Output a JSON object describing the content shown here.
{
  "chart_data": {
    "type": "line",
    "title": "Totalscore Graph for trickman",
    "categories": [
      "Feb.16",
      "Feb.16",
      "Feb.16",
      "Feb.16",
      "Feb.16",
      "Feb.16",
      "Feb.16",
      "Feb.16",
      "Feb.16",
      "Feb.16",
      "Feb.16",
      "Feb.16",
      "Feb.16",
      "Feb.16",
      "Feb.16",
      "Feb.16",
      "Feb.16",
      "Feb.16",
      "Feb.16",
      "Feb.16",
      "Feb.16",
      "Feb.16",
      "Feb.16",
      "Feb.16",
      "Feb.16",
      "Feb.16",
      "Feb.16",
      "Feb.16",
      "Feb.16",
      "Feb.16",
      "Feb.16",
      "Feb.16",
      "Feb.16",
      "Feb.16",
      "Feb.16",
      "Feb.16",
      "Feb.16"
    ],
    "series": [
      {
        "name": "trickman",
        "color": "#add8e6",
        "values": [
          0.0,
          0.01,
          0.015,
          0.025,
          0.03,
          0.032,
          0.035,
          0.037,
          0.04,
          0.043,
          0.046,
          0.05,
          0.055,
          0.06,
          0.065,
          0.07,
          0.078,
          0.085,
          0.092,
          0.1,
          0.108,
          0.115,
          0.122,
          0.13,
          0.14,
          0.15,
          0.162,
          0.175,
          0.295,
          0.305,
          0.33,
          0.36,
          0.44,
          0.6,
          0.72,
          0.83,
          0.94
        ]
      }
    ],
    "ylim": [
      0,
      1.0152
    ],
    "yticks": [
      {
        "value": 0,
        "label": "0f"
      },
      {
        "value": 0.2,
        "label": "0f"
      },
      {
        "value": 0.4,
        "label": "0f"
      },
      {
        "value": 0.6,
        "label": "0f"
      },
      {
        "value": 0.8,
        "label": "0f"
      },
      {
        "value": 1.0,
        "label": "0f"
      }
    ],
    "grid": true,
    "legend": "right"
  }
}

> [Problem description] Pull out every line holding "trickman" from the records above, and copy it.

> [Task solution]
    "title": "Totalscore Graph for trickman",
        "name": "trickman",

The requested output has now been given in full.